[Data records]
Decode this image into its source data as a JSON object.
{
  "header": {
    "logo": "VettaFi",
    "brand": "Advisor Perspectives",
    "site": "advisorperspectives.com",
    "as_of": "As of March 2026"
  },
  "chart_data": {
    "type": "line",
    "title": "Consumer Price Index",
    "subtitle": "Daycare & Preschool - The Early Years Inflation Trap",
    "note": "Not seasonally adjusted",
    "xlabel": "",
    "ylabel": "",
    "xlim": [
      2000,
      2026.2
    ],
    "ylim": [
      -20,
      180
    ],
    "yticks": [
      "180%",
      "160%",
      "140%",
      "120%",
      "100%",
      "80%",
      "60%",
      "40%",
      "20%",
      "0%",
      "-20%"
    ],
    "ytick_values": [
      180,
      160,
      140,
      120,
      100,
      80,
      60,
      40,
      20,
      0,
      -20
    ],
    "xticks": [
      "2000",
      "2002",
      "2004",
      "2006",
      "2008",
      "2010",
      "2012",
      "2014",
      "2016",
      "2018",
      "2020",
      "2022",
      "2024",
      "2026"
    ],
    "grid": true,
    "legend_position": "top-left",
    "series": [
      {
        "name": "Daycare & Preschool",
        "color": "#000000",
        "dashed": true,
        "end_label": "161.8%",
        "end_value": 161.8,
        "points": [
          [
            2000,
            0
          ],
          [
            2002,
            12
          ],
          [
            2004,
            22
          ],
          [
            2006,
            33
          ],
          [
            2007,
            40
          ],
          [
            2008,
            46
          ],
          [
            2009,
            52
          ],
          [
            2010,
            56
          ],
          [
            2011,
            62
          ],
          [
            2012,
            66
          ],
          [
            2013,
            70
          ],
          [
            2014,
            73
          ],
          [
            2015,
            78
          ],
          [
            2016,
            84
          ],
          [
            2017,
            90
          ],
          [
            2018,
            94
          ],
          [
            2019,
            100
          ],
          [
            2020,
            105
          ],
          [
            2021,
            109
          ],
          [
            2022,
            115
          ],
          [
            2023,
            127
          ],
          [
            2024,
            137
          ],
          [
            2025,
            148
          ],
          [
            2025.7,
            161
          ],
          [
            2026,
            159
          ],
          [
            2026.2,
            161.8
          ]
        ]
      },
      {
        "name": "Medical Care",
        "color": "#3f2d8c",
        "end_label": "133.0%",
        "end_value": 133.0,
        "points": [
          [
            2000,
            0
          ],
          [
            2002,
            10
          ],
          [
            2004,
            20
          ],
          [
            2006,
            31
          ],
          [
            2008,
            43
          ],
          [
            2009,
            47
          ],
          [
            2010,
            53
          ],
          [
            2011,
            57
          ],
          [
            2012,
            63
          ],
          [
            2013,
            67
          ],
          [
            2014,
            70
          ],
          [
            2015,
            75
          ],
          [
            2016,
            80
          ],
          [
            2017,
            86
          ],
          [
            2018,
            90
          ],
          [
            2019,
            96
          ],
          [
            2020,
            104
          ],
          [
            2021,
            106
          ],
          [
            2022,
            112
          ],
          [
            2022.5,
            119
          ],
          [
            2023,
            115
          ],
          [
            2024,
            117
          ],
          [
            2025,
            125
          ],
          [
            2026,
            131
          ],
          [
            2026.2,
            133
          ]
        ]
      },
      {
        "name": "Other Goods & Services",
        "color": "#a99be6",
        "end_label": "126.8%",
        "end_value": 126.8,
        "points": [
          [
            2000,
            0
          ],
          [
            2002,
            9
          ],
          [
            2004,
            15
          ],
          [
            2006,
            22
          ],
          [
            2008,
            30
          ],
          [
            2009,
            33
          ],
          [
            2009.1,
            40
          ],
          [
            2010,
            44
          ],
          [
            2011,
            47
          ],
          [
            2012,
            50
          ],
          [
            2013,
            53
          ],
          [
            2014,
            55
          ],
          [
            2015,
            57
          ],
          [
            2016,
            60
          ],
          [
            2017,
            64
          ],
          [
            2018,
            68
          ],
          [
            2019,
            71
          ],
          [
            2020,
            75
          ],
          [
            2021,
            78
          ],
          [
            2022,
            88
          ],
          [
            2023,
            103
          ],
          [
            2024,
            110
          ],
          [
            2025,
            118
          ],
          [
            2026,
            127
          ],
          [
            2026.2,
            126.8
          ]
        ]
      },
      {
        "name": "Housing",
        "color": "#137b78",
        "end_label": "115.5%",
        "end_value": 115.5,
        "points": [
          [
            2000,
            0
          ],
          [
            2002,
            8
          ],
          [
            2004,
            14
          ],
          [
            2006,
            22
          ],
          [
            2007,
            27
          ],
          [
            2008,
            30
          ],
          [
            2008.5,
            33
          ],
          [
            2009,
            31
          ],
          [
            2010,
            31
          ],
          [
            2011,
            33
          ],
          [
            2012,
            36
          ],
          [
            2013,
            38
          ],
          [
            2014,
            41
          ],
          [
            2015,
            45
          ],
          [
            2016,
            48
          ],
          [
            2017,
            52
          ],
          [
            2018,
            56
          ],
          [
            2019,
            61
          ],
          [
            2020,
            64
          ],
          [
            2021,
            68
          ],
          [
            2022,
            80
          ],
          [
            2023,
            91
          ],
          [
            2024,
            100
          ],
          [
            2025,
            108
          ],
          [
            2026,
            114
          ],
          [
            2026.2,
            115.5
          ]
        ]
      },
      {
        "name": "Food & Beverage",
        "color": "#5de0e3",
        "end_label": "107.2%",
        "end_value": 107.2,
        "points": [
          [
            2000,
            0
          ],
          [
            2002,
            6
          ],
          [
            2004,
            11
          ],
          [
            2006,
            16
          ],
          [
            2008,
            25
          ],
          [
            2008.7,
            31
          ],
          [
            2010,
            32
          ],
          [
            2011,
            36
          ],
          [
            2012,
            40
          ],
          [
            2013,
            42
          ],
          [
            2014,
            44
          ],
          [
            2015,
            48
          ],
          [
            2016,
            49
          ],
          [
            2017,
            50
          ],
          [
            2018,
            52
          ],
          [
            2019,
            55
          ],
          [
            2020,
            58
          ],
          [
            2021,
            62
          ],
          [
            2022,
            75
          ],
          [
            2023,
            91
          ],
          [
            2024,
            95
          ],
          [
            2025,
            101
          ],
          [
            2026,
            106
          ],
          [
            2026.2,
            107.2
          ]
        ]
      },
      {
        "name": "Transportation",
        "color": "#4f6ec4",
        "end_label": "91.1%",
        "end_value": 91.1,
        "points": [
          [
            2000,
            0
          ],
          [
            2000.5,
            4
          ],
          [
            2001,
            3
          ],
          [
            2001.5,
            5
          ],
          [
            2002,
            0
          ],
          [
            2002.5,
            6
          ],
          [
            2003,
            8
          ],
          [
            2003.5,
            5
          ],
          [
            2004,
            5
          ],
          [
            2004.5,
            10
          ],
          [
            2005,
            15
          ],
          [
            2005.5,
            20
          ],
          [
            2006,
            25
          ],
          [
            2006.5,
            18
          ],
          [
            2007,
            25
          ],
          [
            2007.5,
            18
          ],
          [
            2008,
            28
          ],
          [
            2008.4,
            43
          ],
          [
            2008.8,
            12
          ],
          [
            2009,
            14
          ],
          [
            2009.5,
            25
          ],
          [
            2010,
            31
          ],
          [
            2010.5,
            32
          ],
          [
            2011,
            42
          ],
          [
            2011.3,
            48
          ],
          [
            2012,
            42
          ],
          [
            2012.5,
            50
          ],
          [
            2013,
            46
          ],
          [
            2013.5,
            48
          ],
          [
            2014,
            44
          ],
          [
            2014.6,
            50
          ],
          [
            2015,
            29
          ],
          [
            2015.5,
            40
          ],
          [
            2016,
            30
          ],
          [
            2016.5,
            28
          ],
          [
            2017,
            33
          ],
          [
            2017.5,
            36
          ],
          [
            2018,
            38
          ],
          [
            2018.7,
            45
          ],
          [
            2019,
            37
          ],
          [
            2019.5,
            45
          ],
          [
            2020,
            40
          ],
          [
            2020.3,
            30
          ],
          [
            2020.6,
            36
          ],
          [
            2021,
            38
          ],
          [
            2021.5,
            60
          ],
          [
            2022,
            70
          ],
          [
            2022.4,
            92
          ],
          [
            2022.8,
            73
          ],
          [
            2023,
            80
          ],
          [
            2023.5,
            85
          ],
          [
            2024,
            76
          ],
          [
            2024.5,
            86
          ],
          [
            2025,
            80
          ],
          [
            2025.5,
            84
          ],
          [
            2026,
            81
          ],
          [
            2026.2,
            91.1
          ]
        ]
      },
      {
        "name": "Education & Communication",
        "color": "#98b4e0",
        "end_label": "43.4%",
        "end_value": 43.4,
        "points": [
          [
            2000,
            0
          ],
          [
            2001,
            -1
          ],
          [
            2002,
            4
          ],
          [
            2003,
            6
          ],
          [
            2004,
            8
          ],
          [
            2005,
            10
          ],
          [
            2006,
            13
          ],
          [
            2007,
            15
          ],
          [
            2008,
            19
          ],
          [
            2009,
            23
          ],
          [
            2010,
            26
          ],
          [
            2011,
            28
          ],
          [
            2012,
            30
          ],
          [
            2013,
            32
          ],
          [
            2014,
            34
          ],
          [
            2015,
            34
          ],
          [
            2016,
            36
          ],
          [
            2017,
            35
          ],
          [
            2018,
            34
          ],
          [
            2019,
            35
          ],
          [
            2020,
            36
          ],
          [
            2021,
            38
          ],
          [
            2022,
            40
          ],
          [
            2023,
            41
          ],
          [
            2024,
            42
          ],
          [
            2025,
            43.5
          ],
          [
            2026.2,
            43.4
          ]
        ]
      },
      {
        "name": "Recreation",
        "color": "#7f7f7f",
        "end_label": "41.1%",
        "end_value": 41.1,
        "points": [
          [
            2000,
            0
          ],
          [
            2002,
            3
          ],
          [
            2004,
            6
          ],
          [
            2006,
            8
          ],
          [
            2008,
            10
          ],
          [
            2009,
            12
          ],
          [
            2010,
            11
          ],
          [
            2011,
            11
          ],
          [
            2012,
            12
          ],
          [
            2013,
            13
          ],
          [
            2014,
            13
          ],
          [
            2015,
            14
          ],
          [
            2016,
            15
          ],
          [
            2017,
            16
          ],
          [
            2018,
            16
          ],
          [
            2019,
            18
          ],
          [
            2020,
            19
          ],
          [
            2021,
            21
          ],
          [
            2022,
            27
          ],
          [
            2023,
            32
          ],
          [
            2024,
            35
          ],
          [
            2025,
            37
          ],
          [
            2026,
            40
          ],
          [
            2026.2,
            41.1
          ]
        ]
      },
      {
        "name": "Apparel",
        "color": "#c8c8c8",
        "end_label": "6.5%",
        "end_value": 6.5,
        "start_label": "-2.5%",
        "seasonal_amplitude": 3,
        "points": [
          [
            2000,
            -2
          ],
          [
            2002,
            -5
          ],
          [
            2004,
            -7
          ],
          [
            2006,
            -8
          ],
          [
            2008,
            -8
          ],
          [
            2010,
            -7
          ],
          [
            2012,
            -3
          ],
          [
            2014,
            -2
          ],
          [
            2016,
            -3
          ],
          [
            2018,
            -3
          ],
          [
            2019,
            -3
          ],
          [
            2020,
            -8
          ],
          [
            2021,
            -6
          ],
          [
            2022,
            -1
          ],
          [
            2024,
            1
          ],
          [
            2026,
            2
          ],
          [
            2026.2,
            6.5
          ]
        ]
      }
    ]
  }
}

[Written request]
Identify and copy the lines holding the word "color".

[Response to this task]
        "color": "#000000",
        "color": "#3f2d8c",
        "color": "#a99be6",
        "color": "#137b78",
        "color": "#5de0e3",
        "color": "#4f6ec4",
        "color": "#98b4e0",
        "color": "#7f7f7f",
        "color": "#c8c8c8",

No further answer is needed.